DATA LISTING:
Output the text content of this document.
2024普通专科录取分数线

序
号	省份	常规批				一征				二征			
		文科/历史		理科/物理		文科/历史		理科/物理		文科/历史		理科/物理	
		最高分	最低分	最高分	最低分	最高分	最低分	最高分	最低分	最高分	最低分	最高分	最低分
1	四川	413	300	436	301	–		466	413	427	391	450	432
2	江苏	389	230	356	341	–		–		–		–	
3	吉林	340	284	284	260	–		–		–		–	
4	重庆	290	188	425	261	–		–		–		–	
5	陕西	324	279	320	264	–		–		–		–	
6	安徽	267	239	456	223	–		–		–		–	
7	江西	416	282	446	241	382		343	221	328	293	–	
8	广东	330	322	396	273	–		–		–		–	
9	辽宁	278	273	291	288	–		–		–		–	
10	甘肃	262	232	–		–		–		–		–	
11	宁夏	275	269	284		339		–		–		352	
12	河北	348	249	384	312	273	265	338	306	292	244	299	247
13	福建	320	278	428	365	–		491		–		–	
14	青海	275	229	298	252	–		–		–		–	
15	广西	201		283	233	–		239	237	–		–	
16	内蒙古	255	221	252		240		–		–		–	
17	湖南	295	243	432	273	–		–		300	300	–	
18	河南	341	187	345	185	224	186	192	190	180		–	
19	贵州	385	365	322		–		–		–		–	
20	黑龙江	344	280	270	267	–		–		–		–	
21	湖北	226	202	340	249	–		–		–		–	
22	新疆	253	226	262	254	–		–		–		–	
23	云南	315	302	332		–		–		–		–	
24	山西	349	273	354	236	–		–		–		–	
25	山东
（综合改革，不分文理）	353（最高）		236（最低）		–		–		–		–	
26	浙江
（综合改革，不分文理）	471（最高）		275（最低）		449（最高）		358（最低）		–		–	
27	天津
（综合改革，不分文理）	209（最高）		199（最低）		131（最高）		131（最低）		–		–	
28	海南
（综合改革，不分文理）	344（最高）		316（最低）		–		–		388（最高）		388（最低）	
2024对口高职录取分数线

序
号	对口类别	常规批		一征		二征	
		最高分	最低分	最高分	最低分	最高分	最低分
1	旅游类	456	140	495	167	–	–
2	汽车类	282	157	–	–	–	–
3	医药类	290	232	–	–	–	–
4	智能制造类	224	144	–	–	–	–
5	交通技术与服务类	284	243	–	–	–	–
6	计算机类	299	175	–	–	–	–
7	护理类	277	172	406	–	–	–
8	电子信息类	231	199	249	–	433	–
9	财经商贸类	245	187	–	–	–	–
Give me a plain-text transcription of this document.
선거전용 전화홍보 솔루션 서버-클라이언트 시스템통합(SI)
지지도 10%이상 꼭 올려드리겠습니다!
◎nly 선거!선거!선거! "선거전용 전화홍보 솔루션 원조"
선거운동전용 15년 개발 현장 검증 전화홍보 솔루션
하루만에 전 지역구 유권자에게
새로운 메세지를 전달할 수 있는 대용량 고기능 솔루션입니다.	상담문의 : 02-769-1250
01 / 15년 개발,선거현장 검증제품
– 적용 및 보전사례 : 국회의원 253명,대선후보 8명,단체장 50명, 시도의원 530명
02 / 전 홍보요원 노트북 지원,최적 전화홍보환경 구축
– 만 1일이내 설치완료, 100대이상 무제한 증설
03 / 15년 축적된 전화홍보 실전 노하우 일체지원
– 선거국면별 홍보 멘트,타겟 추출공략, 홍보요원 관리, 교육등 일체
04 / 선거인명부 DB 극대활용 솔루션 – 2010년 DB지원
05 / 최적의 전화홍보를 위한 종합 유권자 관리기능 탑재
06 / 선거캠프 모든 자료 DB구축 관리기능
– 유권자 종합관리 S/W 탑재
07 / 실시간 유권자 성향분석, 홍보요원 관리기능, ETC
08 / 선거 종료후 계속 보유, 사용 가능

SHORT PROBLEM: Collect each line holding the string "관리기능".

OUTPUT:
05 / 최적의 전화홍보를 위한 종합 유권자 관리기능 탑재
06 / 선거캠프 모든 자료 DB구축 관리기능
07 / 실시간 유권자 성향분석, 홍보요원 관리기능, ETC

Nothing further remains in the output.